>> BEGIN DATA RECORDS

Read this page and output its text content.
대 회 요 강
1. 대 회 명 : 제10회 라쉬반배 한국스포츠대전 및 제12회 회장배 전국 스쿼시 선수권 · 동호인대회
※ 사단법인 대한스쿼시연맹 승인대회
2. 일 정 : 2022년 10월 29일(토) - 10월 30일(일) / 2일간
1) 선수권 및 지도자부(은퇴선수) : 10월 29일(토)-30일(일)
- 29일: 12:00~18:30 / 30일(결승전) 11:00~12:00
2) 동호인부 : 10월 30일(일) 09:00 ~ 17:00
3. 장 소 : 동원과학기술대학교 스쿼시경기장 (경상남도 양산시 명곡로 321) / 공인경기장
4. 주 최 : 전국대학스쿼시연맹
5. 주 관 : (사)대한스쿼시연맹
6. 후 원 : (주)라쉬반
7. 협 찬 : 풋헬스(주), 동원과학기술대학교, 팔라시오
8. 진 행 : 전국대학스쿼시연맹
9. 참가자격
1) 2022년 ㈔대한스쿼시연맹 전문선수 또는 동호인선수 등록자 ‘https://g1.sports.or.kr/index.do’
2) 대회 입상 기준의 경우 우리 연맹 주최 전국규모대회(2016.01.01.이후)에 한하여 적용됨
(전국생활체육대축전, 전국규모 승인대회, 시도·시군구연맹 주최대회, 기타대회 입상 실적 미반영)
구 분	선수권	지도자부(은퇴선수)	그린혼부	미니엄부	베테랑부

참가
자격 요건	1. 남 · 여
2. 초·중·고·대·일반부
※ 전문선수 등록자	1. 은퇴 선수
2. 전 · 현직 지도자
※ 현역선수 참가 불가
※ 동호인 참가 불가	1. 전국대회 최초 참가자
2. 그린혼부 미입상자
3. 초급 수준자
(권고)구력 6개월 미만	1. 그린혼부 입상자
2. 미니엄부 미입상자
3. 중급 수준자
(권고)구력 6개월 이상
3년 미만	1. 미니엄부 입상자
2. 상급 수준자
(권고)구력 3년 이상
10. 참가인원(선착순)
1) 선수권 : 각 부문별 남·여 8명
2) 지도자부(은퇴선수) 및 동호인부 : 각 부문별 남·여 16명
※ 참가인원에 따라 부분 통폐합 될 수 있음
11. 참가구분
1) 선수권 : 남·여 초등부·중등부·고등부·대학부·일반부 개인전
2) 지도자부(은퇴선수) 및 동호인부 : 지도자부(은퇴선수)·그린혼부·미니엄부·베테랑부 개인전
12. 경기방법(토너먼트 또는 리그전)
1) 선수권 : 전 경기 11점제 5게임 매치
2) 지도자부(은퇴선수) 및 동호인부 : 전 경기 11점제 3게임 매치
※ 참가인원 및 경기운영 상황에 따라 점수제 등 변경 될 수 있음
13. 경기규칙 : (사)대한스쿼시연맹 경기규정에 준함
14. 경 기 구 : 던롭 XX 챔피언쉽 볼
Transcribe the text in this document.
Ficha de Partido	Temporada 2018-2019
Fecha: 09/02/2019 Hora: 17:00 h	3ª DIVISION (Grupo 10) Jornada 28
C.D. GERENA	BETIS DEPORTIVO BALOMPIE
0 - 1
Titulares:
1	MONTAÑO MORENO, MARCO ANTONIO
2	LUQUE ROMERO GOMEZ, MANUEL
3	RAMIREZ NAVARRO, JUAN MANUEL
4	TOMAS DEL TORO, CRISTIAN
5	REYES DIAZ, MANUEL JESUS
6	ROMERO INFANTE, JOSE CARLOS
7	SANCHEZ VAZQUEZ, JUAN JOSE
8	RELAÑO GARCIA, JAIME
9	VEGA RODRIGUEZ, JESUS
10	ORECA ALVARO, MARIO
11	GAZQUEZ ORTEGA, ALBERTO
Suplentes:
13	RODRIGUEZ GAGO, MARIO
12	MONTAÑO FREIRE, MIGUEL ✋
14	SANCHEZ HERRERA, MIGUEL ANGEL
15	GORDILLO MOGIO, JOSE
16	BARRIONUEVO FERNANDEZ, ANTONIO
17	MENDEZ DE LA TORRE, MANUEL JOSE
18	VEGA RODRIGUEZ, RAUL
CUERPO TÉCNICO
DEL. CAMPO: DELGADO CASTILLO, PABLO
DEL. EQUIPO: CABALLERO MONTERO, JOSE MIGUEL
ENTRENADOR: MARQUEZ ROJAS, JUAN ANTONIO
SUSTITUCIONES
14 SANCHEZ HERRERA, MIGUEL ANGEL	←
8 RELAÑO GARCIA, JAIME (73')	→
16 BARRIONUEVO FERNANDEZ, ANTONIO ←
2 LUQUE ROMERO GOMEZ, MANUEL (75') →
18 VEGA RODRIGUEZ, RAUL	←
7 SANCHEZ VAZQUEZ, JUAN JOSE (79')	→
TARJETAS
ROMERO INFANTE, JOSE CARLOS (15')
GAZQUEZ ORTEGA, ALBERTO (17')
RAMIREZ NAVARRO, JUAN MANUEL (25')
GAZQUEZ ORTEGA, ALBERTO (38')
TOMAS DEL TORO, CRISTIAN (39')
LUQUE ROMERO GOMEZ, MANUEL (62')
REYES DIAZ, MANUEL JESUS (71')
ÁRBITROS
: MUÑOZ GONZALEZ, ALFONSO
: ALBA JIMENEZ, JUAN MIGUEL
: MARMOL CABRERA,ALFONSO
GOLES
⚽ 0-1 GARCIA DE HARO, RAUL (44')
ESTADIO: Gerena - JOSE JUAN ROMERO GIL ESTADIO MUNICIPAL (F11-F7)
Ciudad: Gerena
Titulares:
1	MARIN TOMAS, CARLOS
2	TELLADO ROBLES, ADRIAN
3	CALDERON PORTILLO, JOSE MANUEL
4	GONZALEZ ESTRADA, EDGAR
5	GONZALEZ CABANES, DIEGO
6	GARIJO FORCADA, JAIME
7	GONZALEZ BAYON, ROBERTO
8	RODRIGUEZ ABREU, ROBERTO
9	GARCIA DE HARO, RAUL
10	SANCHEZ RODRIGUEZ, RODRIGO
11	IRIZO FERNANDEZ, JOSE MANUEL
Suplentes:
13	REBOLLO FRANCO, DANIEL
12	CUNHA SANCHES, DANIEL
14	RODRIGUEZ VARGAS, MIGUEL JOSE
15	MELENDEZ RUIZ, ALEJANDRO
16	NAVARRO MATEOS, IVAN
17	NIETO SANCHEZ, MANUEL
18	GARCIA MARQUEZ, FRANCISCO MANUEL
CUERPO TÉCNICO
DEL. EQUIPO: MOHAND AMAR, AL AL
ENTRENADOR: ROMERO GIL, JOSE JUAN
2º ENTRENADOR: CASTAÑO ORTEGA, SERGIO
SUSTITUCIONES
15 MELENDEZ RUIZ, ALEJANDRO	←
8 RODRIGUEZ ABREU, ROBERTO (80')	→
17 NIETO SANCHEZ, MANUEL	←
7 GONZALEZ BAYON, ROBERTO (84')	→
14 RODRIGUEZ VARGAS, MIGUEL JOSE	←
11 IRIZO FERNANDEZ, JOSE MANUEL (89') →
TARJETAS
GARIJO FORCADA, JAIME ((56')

>> END DATA RECORDS

**TASK TO COMPLETE**
Go through the data and count each line that has the word "MELENDEZ", then give the total alone.

**WRITTEN SOLUTION**
2